» **Your objective**: Print all entries word for word.

[Collection entries]
****

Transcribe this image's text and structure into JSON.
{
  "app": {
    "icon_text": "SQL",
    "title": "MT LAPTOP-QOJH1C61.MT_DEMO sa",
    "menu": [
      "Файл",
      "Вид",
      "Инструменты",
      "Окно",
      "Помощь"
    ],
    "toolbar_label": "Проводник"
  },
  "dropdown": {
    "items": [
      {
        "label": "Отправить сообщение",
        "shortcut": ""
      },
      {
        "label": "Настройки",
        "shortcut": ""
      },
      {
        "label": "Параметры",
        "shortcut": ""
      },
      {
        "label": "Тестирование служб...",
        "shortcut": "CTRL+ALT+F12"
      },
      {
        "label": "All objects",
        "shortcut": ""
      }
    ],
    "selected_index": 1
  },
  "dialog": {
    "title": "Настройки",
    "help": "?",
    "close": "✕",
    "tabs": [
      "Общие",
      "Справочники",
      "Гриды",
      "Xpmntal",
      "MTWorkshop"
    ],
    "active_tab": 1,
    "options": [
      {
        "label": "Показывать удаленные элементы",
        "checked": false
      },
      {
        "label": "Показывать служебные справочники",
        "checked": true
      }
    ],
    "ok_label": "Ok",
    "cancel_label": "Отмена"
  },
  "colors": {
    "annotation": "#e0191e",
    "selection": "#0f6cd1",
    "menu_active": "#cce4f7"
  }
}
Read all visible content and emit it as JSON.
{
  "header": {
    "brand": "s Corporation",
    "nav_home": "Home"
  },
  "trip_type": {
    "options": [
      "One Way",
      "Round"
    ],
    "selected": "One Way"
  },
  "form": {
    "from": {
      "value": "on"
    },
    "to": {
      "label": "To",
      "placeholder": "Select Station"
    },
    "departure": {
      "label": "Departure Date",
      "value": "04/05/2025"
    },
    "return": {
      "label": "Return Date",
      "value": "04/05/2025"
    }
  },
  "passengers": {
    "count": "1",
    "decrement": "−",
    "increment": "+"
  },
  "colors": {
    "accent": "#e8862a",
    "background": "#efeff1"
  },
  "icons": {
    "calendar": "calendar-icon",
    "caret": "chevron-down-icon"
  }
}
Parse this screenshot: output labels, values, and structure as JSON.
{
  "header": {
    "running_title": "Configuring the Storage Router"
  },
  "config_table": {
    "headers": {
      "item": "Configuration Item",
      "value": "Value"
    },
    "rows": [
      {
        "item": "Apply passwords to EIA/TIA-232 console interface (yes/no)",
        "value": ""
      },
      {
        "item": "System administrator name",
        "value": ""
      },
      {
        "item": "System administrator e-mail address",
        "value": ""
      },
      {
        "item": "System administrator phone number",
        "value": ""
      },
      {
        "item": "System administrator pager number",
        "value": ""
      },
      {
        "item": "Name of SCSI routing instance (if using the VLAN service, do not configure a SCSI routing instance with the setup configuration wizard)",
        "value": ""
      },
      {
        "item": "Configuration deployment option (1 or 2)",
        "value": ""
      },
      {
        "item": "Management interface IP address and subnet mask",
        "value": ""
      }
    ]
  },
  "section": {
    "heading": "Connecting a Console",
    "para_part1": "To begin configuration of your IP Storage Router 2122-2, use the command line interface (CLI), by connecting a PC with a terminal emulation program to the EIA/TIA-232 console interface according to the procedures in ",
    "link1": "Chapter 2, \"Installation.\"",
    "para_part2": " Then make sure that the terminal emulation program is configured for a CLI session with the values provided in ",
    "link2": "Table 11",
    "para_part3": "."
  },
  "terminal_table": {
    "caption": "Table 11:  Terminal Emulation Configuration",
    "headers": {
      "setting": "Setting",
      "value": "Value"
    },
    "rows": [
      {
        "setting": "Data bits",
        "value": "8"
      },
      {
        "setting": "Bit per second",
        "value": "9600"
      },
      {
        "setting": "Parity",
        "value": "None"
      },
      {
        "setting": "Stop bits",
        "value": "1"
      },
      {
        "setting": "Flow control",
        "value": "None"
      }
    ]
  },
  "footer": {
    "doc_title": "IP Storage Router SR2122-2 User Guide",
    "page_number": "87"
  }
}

****

» **Completed task**:
Transcribe this image's text and structure into JSON.
{
  "app": {
    "icon_text": "SQL",
    "title": "MT LAPTOP-QOJH1C61.MT_DEMO sa",
    "menu": [
      "Файл",
      "Вид",
      "Инструменты",
      "Окно",
      "Помощь"
    ],
    "toolbar_label": "Проводник"
  },
  "dropdown": {
    "items": [
      {
        "label": "Отправить сообщение",
        "shortcut": ""
      },
      {
        "label": "Настройки",
        "shortcut": ""
      },
      {
        "label": "Параметры",
        "shortcut": ""
      },
      {
        "label": "Тестирование служб...",
        "shortcut": "CTRL+ALT+F12"
      },
      {
        "label": "All objects",
        "shortcut": ""
      }
    ],
    "selected_index": 1
  },
  "dialog": {
    "title": "Настройки",
    "help": "?",
    "close": "✕",
    "tabs": [
      "Общие",
      "Справочники",
      "Гриды",
      "Xpmntal",
      "MTWorkshop"
    ],
    "active_tab": 1,
    "options": [
      {
        "label": "Показывать удаленные элементы",
        "checked": false
      },
      {
        "label": "Показывать служебные справочники",
        "checked": true
      }
    ],
    "ok_label": "Ok",
    "cancel_label": "Отмена"
  },
  "colors": {
    "annotation": "#e0191e",
    "selection": "#0f6cd1",
    "menu_active": "#cce4f7"
  }
}
Read all visible content and emit it as JSON.
{
  "header": {
    "brand": "s Corporation",
    "nav_home": "Home"
  },
  "trip_type": {
    "options": [
      "One Way",
      "Round"
    ],
    "selected": "One Way"
  },
  "form": {
    "from": {
      "value": "on"
    },
    "to": {
      "label": "To",
      "placeholder": "Select Station"
    },
    "departure": {
      "label": "Departure Date",
      "value": "04/05/2025"
    },
    "return": {
      "label": "Return Date",
      "value": "04/05/2025"
    }
  },
  "passengers": {
    "count": "1",
    "decrement": "−",
    "increment": "+"
  },
  "colors": {
    "accent": "#e8862a",
    "background": "#efeff1"
  },
  "icons": {
    "calendar": "calendar-icon",
    "caret": "chevron-down-icon"
  }
}
Parse this screenshot: output labels, values, and structure as JSON.
{
  "header": {
    "running_title": "Configuring the Storage Router"
  },
  "config_table": {
    "headers": {
      "item": "Configuration Item",
      "value": "Value"
    },
    "rows": [
      {
        "item": "Apply passwords to EIA/TIA-232 console interface (yes/no)",
        "value": ""
      },
      {
        "item": "System administrator name",
        "value": ""
      },
      {
        "item": "System administrator e-mail address",
        "value": ""
      },
      {
        "item": "System administrator phone number",
        "value": ""
      },
      {
        "item": "System administrator pager number",
        "value": ""
      },
      {
        "item": "Name of SCSI routing instance (if using the VLAN service, do not configure a SCSI routing instance with the setup configuration wizard)",
        "value": ""
      },
      {
        "item": "Configuration deployment option (1 or 2)",
        "value": ""
      },
      {
        "item": "Management interface IP address and subnet mask",
        "value": ""
      }
    ]
  },
  "section": {
    "heading": "Connecting a Console",
    "para_part1": "To begin configuration of your IP Storage Router 2122-2, use the command line interface (CLI), by connecting a PC with a terminal emulation program to the EIA/TIA-232 console interface according to the procedures in ",
    "link1": "Chapter 2, \"Installation.\"",
    "para_part2": " Then make sure that the terminal emulation program is configured for a CLI session with the values provided in ",
    "link2": "Table 11",
    "para_part3": "."
  },
  "terminal_table": {
    "caption": "Table 11:  Terminal Emulation Configuration",
    "headers": {
      "setting": "Setting",
      "value": "Value"
    },
    "rows": [
      {
        "setting": "Data bits",
        "value": "8"
      },
      {
        "setting": "Bit per second",
        "value": "9600"
      },
      {
        "setting": "Parity",
        "value": "None"
      },
      {
        "setting": "Stop bits",
        "value": "1"
      },
      {
        "setting": "Flow control",
        "value": "None"
      }
    ]
  },
  "footer": {
    "doc_title": "IP Storage Router SR2122-2 User Guide",
    "page_number": "87"
  }
}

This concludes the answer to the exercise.